[Stored entries]
--------------------

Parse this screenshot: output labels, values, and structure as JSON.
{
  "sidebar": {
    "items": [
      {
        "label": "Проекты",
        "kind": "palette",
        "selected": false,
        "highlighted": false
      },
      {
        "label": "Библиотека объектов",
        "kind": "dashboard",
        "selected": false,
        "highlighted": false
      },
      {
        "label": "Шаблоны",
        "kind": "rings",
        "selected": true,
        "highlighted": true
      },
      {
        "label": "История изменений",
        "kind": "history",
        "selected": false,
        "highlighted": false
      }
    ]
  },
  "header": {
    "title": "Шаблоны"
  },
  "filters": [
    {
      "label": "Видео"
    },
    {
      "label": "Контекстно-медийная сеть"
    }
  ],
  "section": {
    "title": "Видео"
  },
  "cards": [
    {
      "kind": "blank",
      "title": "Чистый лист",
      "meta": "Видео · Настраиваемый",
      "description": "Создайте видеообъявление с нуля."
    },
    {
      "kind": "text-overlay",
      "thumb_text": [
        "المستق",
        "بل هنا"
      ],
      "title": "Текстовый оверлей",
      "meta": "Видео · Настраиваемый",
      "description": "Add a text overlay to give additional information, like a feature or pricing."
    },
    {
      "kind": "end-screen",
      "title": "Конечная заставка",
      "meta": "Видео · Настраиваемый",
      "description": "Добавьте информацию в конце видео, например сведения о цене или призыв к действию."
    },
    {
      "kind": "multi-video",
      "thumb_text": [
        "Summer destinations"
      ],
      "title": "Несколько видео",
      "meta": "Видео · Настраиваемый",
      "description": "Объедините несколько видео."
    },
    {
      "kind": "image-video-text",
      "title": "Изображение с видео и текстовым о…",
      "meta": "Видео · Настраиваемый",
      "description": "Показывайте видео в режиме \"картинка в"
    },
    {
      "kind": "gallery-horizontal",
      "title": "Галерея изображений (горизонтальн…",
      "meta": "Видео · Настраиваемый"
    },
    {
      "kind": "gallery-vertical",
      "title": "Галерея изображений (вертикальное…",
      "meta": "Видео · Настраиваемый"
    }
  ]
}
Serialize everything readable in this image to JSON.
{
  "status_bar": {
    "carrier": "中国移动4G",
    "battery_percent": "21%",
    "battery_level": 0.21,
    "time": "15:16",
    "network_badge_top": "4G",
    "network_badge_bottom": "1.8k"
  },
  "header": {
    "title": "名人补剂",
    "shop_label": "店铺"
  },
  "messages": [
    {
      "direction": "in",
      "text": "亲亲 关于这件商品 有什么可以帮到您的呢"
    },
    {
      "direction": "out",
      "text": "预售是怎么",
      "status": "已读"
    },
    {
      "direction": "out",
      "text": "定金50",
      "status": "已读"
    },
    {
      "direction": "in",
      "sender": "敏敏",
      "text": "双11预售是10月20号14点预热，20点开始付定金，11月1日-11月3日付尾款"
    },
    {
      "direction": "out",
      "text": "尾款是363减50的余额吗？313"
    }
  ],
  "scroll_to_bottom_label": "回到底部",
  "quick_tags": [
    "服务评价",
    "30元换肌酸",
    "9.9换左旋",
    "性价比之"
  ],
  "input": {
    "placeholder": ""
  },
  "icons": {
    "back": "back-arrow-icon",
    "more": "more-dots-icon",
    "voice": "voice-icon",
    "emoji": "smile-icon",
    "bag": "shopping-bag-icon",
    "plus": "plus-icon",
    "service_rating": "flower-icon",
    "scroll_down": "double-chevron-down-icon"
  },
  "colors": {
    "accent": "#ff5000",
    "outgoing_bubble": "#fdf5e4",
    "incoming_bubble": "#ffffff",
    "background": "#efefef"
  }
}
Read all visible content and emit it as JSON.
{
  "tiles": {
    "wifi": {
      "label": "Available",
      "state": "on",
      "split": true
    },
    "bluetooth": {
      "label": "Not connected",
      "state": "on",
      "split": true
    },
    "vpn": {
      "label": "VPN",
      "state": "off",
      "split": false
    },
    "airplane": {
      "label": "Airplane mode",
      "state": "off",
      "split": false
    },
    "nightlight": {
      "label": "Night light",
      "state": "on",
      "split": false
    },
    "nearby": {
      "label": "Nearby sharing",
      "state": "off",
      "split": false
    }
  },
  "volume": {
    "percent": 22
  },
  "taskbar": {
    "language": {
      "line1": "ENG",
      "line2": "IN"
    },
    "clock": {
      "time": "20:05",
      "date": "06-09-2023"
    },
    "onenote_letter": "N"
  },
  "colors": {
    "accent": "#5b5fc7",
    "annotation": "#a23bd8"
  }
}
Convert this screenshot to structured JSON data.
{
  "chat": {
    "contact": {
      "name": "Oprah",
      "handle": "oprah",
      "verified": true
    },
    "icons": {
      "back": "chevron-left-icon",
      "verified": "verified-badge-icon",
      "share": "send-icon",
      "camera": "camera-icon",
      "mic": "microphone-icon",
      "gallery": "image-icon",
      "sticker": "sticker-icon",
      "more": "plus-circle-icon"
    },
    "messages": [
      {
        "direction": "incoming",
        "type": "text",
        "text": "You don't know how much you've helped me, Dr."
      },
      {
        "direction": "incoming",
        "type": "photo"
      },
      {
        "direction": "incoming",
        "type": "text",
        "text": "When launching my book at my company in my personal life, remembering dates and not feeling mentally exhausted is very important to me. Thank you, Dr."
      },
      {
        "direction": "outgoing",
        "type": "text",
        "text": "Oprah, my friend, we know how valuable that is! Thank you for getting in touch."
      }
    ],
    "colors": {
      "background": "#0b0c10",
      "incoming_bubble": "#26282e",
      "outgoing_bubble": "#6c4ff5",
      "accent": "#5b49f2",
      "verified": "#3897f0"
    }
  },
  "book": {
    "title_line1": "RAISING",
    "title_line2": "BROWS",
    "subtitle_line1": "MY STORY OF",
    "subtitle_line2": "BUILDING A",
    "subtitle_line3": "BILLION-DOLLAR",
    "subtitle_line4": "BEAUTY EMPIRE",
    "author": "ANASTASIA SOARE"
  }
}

--------------------

Stated goal —
Write out every line from the entries where "verified" appears.

Expected answer —
      "verified": true
      "verified": "verified-badge-icon",
      "verified": "#3897f0"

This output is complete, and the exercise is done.